Quote the listing below in full and exactly as written, but omit every picture.

Dataset items
== == ==

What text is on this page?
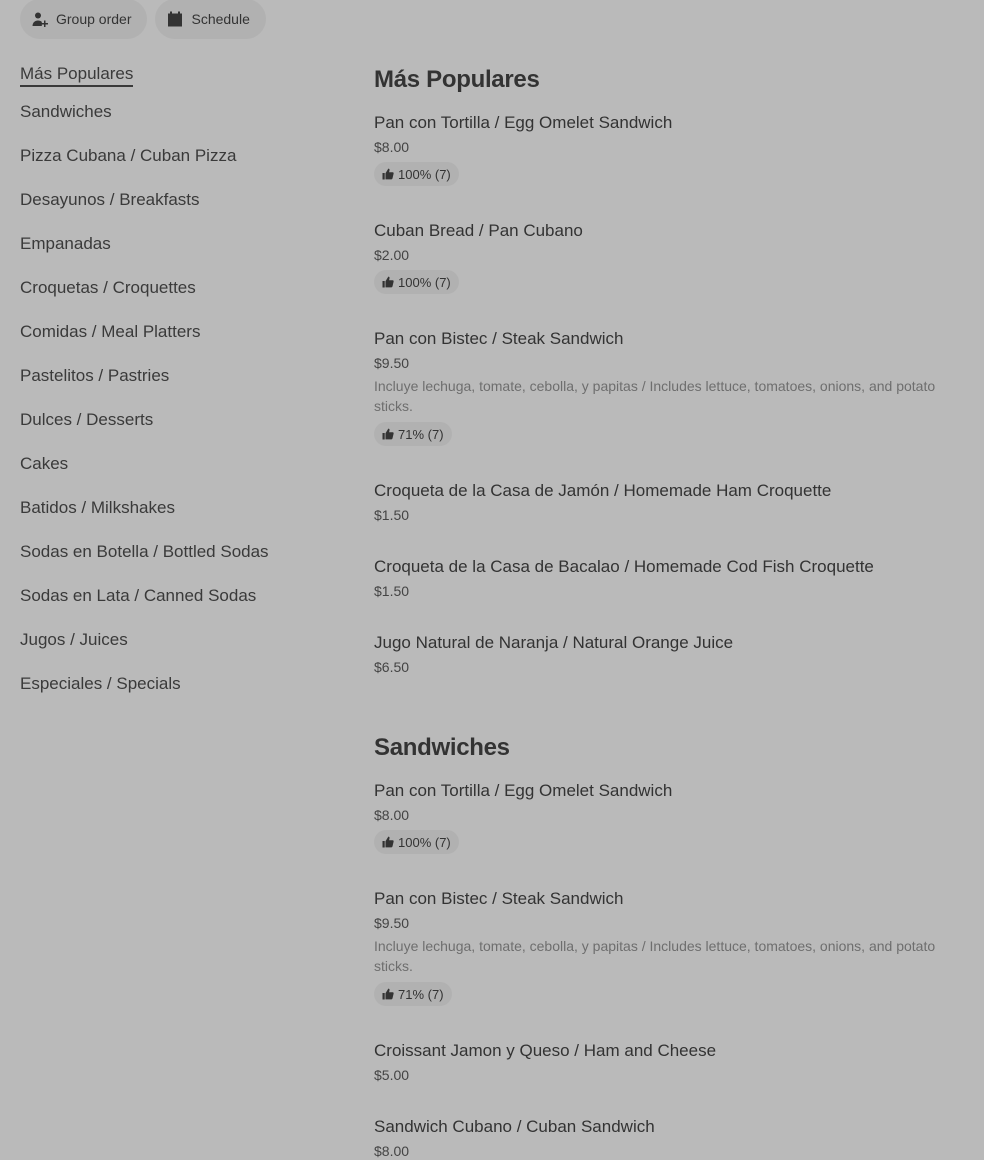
Group order	Schedule
Más Populares
Sandwiches
Pizza Cubana / Cuban Pizza
Desayunos / Breakfasts
Empanadas
Croquetas / Croquettes
Comidas / Meal Platters
Pastelitos / Pastries
Dulces / Desserts
Cakes
Batidos / Milkshakes
Sodas en Botella / Bottled Sodas
Sodas en Lata / Canned Sodas
Jugos / Juices
Especiales / Specials
Más Populares
Pan con Tortilla / Egg Omelet Sandwich
$8.00
100% (7)
Cuban Bread / Pan Cubano
$2.00
100% (7)
Pan con Bistec / Steak Sandwich
$9.50
Incluye lechuga, tomate, cebolla, y papitas / Includes lettuce, tomatoes, onions, and potato sticks.
71% (7)
Croqueta de la Casa de Jamón / Homemade Ham Croquette
$1.50
Croqueta de la Casa de Bacalao / Homemade Cod Fish Croquette
$1.50
Jugo Natural de Naranja / Natural Orange Juice
$6.50
Sandwiches
Pan con Tortilla / Egg Omelet Sandwich
$8.00
100% (7)
Pan con Bistec / Steak Sandwich
$9.50
Incluye lechuga, tomate, cebolla, y papitas / Includes lettuce, tomatoes, onions, and potato sticks.
71% (7)
Croissant Jamon y Queso / Ham and Cheese
$5.00
Sandwich Cubano / Cuban Sandwich
$8.00
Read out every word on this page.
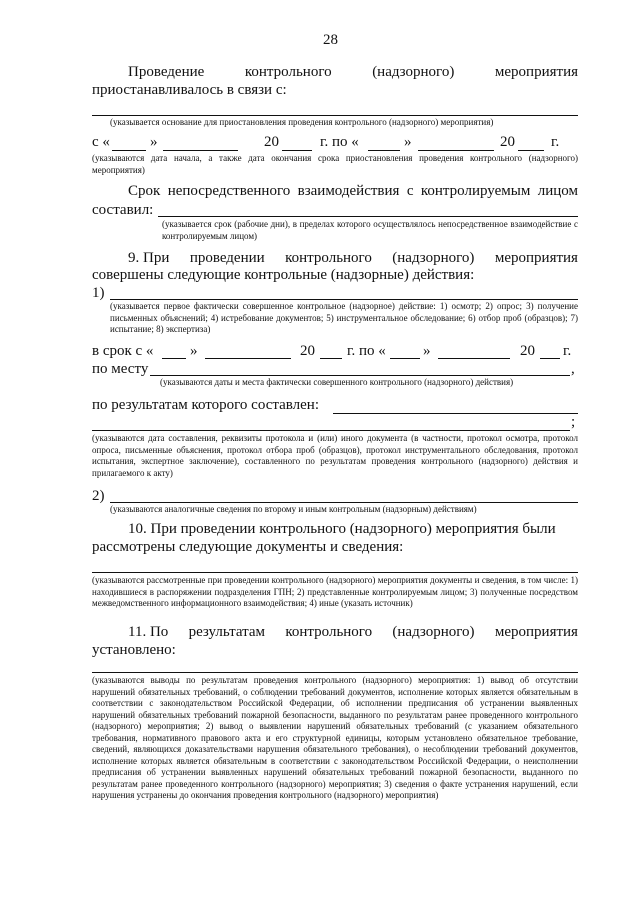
28
Проведение	контрольного	(надзорного)	мероприятия
приостанавливалось в связи с:
(указывается основание для приостановления проведения контрольного (надзорного) мероприятия)
с «	»	20	г. по «	»	20 г.
(указываются дата начала, а также дата окончания срока приостановления проведения контрольного (надзорного) мероприятия)
Срок непосредственного взаимодействия с контролируемым лицом
составил:
(указывается срок (рабочие дни), в пределах которого осуществлялось непосредственное взаимодействие с контролируемым лицом)
9. При проведении контрольного (надзорного) мероприятия
совершены следующие контрольные (надзорные) действия:
1)
(указывается первое фактически совершенное контрольное (надзорное) действие: 1) осмотр; 2) опрос; 3) получение письменных объяснений; 4) истребование документов; 5) инструментальное обследование; 6) отбор проб (образцов); 7) испытание; 8) экспертиза)
в срок с « »	20 г. по « »	20 г.
по месту	,
(указываются даты и места фактически совершенного контрольного (надзорного) действия)
по результатам которого составлен:
;
(указываются дата составления, реквизиты протокола и (или) иного документа (в частности, протокол осмотра, протокол опроса, письменные объяснения, протокол отбора проб (образцов), протокол инструментального обследования, протокол испытания, экспертное заключение), составленного по результатам проведения контрольного (надзорного) действия и прилагаемого к акту)
2)
(указываются аналогичные сведения по второму и иным контрольным (надзорным) действиям)
10. При проведении контрольного (надзорного) мероприятия были
рассмотрены следующие документы и сведения:
(указываются рассмотренные при проведении контрольного (надзорного) мероприятия документы и сведения, в том числе: 1) находившиеся в распоряжении подразделения ГПН; 2) представленные контролируемым лицом; 3) полученные посредством межведомственного информационного взаимодействия; 4) иные (указать источник)
11. По результатам контрольного (надзорного) мероприятия
установлено:
(указываются выводы по результатам проведения контрольного (надзорного) мероприятия: 1) вывод об отсутствии нарушений обязательных требований, о соблюдении требований документов, исполнение которых является обязательным в соответствии с законодательством Российской Федерации, об исполнении предписания об устранении выявленных нарушений обязательных требований пожарной безопасности, выданного по результатам ранее проведенного контрольного (надзорного) мероприятия; 2) вывод о выявлении нарушений обязательных требований (с указанием обязательного требования, нормативного правового акта и его структурной единицы, которым установлено обязательное требование, сведений, являющихся доказательствами нарушения обязательного требования), о несоблюдении требований документов, исполнение которых является обязательным в соответствии с законодательством Российской Федерации, о неисполнении предписания об устранении выявленных нарушений обязательных требований пожарной безопасности, выданного по результатам ранее проведенного контрольного (надзорного) мероприятия; 3) сведения о факте устранения нарушений, если нарушения устранены до окончания проведения контрольного (надзорного) мероприятия)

== == ==

_Answer to this task_:
What text is on this page?
Group order	Schedule
Más Populares
Sandwiches
Pizza Cubana / Cuban Pizza
Desayunos / Breakfasts
Empanadas
Croquetas / Croquettes
Comidas / Meal Platters
Pastelitos / Pastries
Dulces / Desserts
Cakes
Batidos / Milkshakes
Sodas en Botella / Bottled Sodas
Sodas en Lata / Canned Sodas
Jugos / Juices
Especiales / Specials
Más Populares
Pan con Tortilla / Egg Omelet Sandwich
$8.00
100% (7)
Cuban Bread / Pan Cubano
$2.00
100% (7)
Pan con Bistec / Steak Sandwich
$9.50
Incluye lechuga, tomate, cebolla, y papitas / Includes lettuce, tomatoes, onions, and potato sticks.
71% (7)
Croqueta de la Casa de Jamón / Homemade Ham Croquette
$1.50
Croqueta de la Casa de Bacalao / Homemade Cod Fish Croquette
$1.50
Jugo Natural de Naranja / Natural Orange Juice
$6.50
Sandwiches
Pan con Tortilla / Egg Omelet Sandwich
$8.00
100% (7)
Pan con Bistec / Steak Sandwich
$9.50
Incluye lechuga, tomate, cebolla, y papitas / Includes lettuce, tomatoes, onions, and potato sticks.
71% (7)
Croissant Jamon y Queso / Ham and Cheese
$5.00
Sandwich Cubano / Cuban Sandwich
$8.00
Read out every word on this page.
28
Проведение	контрольного	(надзорного)	мероприятия
приостанавливалось в связи с:
(указывается основание для приостановления проведения контрольного (надзорного) мероприятия)
с «	»	20	г. по «	»	20 г.
(указываются дата начала, а также дата окончания срока приостановления проведения контрольного (надзорного) мероприятия)
Срок непосредственного взаимодействия с контролируемым лицом
составил:
(указывается срок (рабочие дни), в пределах которого осуществлялось непосредственное взаимодействие с контролируемым лицом)
9. При проведении контрольного (надзорного) мероприятия
совершены следующие контрольные (надзорные) действия:
1)
(указывается первое фактически совершенное контрольное (надзорное) действие: 1) осмотр; 2) опрос; 3) получение письменных объяснений; 4) истребование документов; 5) инструментальное обследование; 6) отбор проб (образцов); 7) испытание; 8) экспертиза)
в срок с « »	20 г. по « »	20 г.
по месту	,
(указываются даты и места фактически совершенного контрольного (надзорного) действия)
по результатам которого составлен:
;
(указываются дата составления, реквизиты протокола и (или) иного документа (в частности, протокол осмотра, протокол опроса, письменные объяснения, протокол отбора проб (образцов), протокол инструментального обследования, протокол испытания, экспертное заключение), составленного по результатам проведения контрольного (надзорного) действия и прилагаемого к акту)
2)
(указываются аналогичные сведения по второму и иным контрольным (надзорным) действиям)
10. При проведении контрольного (надзорного) мероприятия были
рассмотрены следующие документы и сведения:
(указываются рассмотренные при проведении контрольного (надзорного) мероприятия документы и сведения, в том числе: 1) находившиеся в распоряжении подразделения ГПН; 2) представленные контролируемым лицом; 3) полученные посредством межведомственного информационного взаимодействия; 4) иные (указать источник)
11. По результатам контрольного (надзорного) мероприятия
установлено:
(указываются выводы по результатам проведения контрольного (надзорного) мероприятия: 1) вывод об отсутствии нарушений обязательных требований, о соблюдении требований документов, исполнение которых является обязательным в соответствии с законодательством Российской Федерации, об исполнении предписания об устранении выявленных нарушений обязательных требований пожарной безопасности, выданного по результатам ранее проведенного контрольного (надзорного) мероприятия; 2) вывод о выявлении нарушений обязательных требований (с указанием обязательного требования, нормативного правового акта и его структурной единицы, которым установлено обязательное требование, сведений, являющихся доказательствами нарушения обязательного требования), о несоблюдении требований документов, исполнение которых является обязательным в соответствии с законодательством Российской Федерации, о неисполнении предписания об устранении выявленных нарушений обязательных требований пожарной безопасности, выданного по результатам ранее проведенного контрольного (надзорного) мероприятия; 3) сведения о факте устранения нарушений, если нарушения устранены до окончания проведения контрольного (надзорного) мероприятия)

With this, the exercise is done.